TEXTE FOURNI
==*==

Cass. soc., 4 avril 2007, n° 06-60.124, M. Vincent Bouaziz, F-P+B (N° Lexbase : A9186DUR)
L'exercice par un salarié de pouvoirs qu'il détient en application d'une délégation écrite d'autorité permettant de l'assimiler au chef d'entreprise l'exclut du droit d'être désigné en qualité de délégué syndical ou de représentant syndical, peu important que la délégation n'ait pas fait l'objet d'une acceptation expresse. |
Commentaire
1. L'incompatibilité entre fonction syndicale et délégation de pouvoir du chef d'entreprise
En rejetant le pourvoi formé contre la décision des juges d'instance annulant la désignation, aux fonctions de délégué syndical et de représentant syndical au comité d'entreprise, d'un salarié titulaire d'une délégation d'autorité permettant de l'assimiler au chef d'entreprise, la Chambre sociale de la Cour de cassation ne fait là que réitérer une solution très classique.
Les textes ne sont pourtant pas très explicites. Ainsi, parmi les conditions exigées pour être désigné délégué syndical, l'article L. 412-14 du Code du travail (N° Lexbase : L6334ACL) ne fait pas figurer celle d'absence de délégation de pouvoir. De la même manière, les articles L. 433-1 (N° Lexbase : L9604GQR) et L. 433-5 (N° Lexbase : L9122HD9) du même code, qui encadrent la désignation d'un représentant syndical au comité d'entreprise, restent silencieux quant à cette condition. Seul l'article L. 513-1 II du Code du travail (N° Lexbase : L9618GQB) exclut du collège des salariés aux élections prud'homales ceux qui détiennent une "délégation particulière d'autorité". Mais ce dernier texte ne concerne pas les fonctions syndicales.
Cela n'a pas empêché la Cour de cassation de toujours exclure de tels salariés des fonctions syndicales (1), pour des raisons évidentes d'indépendance du mouvement syndical à l'égard du chef d'entreprise (2). De la même manière, si l'article L. 513-1 ne concernait que les conditions pour être électeur salarié aux élections prud'homales, le principe de l'interdiction du cumul entre institution représentative du personnel et délégation d'autorité du chef d'entreprise a été étendu aux autres mandats électoraux. Ce type de salarié n'est, ainsi, pas éligible aux fonctions de délégué du personnel ou de membre élu du comité d'entreprise (3) ou même à celles de représentant des salariés au conseil d'administration (4).
Si la règle n'est donc visiblement pas nouvelle, les conditions les régissant ne sont pas, à première vue, plus innovantes.

==*==

DONNÉES SOURCES
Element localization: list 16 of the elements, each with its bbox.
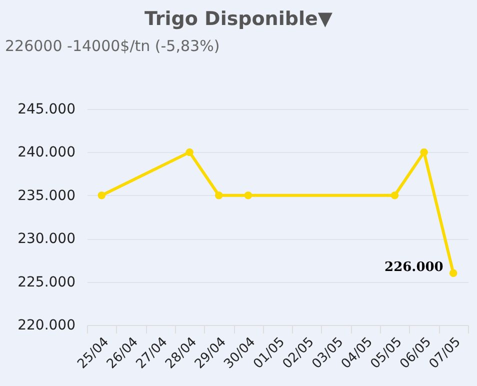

==*==

TÂCHES
1. Pouvez-vous recopier le commentaire d'arrêt de « Cass. soc., 4 » à « solution très classique. » ?
2. Répondez à ces questions sur le commentaire d'arrêt :
(a) Quel article du Code du travail énonce les conditions exigées pour être désigné délégué syndical ?
(b) Quel article exclut du collège des salariés aux élections prud'homales ceux qui détiennent une « délégation particulière d'autorité » ?
(c) Pour quelles raisons la Cour de cassation exclut-elle ces salariés des fonctions syndicales ?
Ce matériel n'est pas nécessaire.

RÉPONSES PAR TÂCHE
1.
Cass. soc., 4 avril 2007, n° 06-60.124, M. Vincent Bouaziz, F-P+B (N° Lexbase : A9186DUR)
L'exercice par un salarié de pouvoirs qu'il détient en application d'une délégation écrite d'autorité permettant de l'assimiler au chef d'entreprise l'exclut du droit d'être désigné en qualité de délégué syndical ou de représentant syndical, peu important que la délégation n'ait pas fait l'objet d'une acceptation expresse. |
Commentaire
1. L'incompatibilité entre fonction syndicale et délégation de pouvoir du chef d'entreprise
En rejetant le pourvoi formé contre la décision des juges d'instance annulant la désignation, aux fonctions de délégué syndical et de représentant syndical au comité d'entreprise, d'un salarié titulaire d'une délégation d'autorité permettant de l'assimiler au chef d'entreprise, la Chambre sociale de la Cour de cassation ne fait là que réitérer une solution très classique.

2.
(a) L'article L. 412-14 du Code du travail.
(b) L'article L. 513-1 II du Code du travail.
(c) Pour des raisons évidentes d'indépendance du mouvement syndical à l'égard du chef d'entreprise.